_AIM_: Report how many lines of these entries hold the string "this"; reply with the number alone.

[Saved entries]
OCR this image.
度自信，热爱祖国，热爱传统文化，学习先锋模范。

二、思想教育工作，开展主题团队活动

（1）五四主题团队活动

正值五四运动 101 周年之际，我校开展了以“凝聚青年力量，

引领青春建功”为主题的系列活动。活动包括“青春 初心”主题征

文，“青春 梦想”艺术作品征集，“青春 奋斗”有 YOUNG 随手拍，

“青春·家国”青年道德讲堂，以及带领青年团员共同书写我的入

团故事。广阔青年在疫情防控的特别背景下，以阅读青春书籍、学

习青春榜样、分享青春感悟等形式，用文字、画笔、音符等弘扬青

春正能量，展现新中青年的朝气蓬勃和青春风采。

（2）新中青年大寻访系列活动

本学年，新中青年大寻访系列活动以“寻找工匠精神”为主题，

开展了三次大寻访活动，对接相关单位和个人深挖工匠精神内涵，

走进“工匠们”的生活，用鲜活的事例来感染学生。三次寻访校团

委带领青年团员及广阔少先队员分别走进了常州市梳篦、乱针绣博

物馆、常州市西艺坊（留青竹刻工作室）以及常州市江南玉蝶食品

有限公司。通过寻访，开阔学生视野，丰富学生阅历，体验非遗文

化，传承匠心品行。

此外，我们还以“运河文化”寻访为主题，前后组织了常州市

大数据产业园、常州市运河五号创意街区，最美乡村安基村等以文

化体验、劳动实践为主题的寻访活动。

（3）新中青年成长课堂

---

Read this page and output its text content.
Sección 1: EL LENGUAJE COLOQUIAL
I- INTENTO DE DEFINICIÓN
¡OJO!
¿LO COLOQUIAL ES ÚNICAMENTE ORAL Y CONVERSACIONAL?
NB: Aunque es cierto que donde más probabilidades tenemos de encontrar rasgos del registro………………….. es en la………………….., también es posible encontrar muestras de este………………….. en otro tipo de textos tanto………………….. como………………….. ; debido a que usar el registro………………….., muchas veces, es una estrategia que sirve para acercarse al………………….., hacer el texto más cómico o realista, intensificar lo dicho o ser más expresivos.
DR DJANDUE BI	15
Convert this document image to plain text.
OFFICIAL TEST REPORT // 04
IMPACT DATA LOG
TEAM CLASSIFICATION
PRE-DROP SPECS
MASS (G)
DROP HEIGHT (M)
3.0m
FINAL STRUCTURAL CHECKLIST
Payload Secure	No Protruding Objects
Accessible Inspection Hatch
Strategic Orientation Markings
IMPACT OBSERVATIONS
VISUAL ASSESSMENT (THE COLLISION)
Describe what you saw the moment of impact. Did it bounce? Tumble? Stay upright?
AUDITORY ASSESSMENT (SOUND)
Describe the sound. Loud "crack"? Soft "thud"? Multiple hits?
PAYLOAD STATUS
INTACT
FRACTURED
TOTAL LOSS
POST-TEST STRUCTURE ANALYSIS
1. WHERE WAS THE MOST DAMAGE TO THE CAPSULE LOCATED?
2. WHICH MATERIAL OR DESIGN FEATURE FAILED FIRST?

_REPLY_: 3